* [TASK GOAL] Copy the lines below as they are; omit the images they contain.

───

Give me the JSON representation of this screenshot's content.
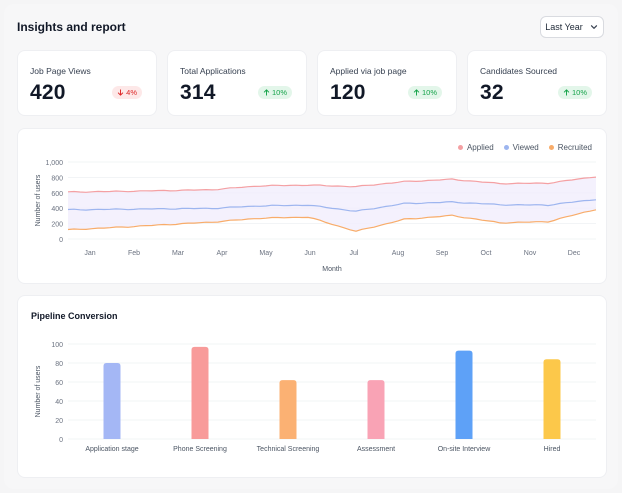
{
  "header": {
    "title": "Insights and report",
    "period": "Last Year"
  },
  "kpis": [
    {
      "label": "Job Page Views",
      "value": "420",
      "change": "4%",
      "direction": "down"
    },
    {
      "label": "Total Applications",
      "value": "314",
      "change": "10%",
      "direction": "up"
    },
    {
      "label": "Applied via job page",
      "value": "120",
      "change": "10%",
      "direction": "up"
    },
    {
      "label": "Candidates Sourced",
      "value": "32",
      "change": "10%",
      "direction": "up"
    }
  ],
  "colors": {
    "applied": "#f4a0a3",
    "viewed": "#9db5ef",
    "recruited": "#f8ac6a",
    "band": "#f1eefd"
  },
  "chart_data": [
    {
      "type": "line",
      "title": "",
      "xlabel": "Month",
      "ylabel": "Number of users",
      "ylim": [
        0,
        1000
      ],
      "yticks": [
        "0",
        "200",
        "400",
        "600",
        "800",
        "1,000"
      ],
      "categories": [
        "Jan",
        "Feb",
        "Mar",
        "Apr",
        "May",
        "Jun",
        "Jul",
        "Aug",
        "Sep",
        "Oct",
        "Nov",
        "Dec"
      ],
      "legend_position": "top-right",
      "grid": true,
      "series": [
        {
          "name": "Applied",
          "color": "#f4a0a3",
          "values": [
            610,
            618,
            628,
            640,
            690,
            700,
            680,
            745,
            775,
            720,
            725,
            810
          ]
        },
        {
          "name": "Viewed",
          "color": "#9db5ef",
          "values": [
            380,
            386,
            392,
            398,
            430,
            440,
            360,
            460,
            480,
            445,
            440,
            515
          ]
        },
        {
          "name": "Recruited",
          "color": "#f8ac6a",
          "values": [
            120,
            150,
            185,
            220,
            270,
            285,
            100,
            255,
            305,
            210,
            225,
            385
          ]
        }
      ]
    },
    {
      "type": "bar",
      "title": "Pipeline Conversion",
      "xlabel": "",
      "ylabel": "Number of users",
      "ylim": [
        0,
        100
      ],
      "yticks": [
        "0",
        "20",
        "40",
        "60",
        "80",
        "100"
      ],
      "grid": true,
      "categories": [
        "Application stage",
        "Phone Screening",
        "Technical Screening",
        "Assessment",
        "On-site Interview",
        "Hired"
      ],
      "values": [
        80,
        97,
        62,
        62,
        93,
        84
      ],
      "colors": [
        "#a4b7f5",
        "#f89b9a",
        "#fbb173",
        "#f9a3b5",
        "#5ea1f7",
        "#fcc84a"
      ]
    }
  ]
}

───

* [TASK OUTPUT]
Give me the JSON representation of this screenshot's content.
{
  "header": {
    "title": "Insights and report",
    "period": "Last Year"
  },
  "kpis": [
    {
      "label": "Job Page Views",
      "value": "420",
      "change": "4%",
      "direction": "down"
    },
    {
      "label": "Total Applications",
      "value": "314",
      "change": "10%",
      "direction": "up"
    },
    {
      "label": "Applied via job page",
      "value": "120",
      "change": "10%",
      "direction": "up"
    },
    {
      "label": "Candidates Sourced",
      "value": "32",
      "change": "10%",
      "direction": "up"
    }
  ],
  "colors": {
    "applied": "#f4a0a3",
    "viewed": "#9db5ef",
    "recruited": "#f8ac6a",
    "band": "#f1eefd"
  },
  "chart_data": [
    {
      "type": "line",
      "title": "",
      "xlabel": "Month",
      "ylabel": "Number of users",
      "ylim": [
        0,
        1000
      ],
      "yticks": [
        "0",
        "200",
        "400",
        "600",
        "800",
        "1,000"
      ],
      "categories": [
        "Jan",
        "Feb",
        "Mar",
        "Apr",
        "May",
        "Jun",
        "Jul",
        "Aug",
        "Sep",
        "Oct",
        "Nov",
        "Dec"
      ],
      "legend_position": "top-right",
      "grid": true,
      "series": [
        {
          "name": "Applied",
          "color": "#f4a0a3",
          "values": [
            610,
            618,
            628,
            640,
            690,
            700,
            680,
            745,
            775,
            720,
            725,
            810
          ]
        },
        {
          "name": "Viewed",
          "color": "#9db5ef",
          "values": [
            380,
            386,
            392,
            398,
            430,
            440,
            360,
            460,
            480,
            445,
            440,
            515
          ]
        },
        {
          "name": "Recruited",
          "color": "#f8ac6a",
          "values": [
            120,
            150,
            185,
            220,
            270,
            285,
            100,
            255,
            305,
            210,
            225,
            385
          ]
        }
      ]
    },
    {
      "type": "bar",
      "title": "Pipeline Conversion",
      "xlabel": "",
      "ylabel": "Number of users",
      "ylim": [
        0,
        100
      ],
      "yticks": [
        "0",
        "20",
        "40",
        "60",
        "80",
        "100"
      ],
      "grid": true,
      "categories": [
        "Application stage",
        "Phone Screening",
        "Technical Screening",
        "Assessment",
        "On-site Interview",
        "Hired"
      ],
      "values": [
        80,
        97,
        62,
        62,
        93,
        84
      ],
      "colors": [
        "#a4b7f5",
        "#f89b9a",
        "#fbb173",
        "#f9a3b5",
        "#5ea1f7",
        "#fcc84a"
      ]
    }
  ]
}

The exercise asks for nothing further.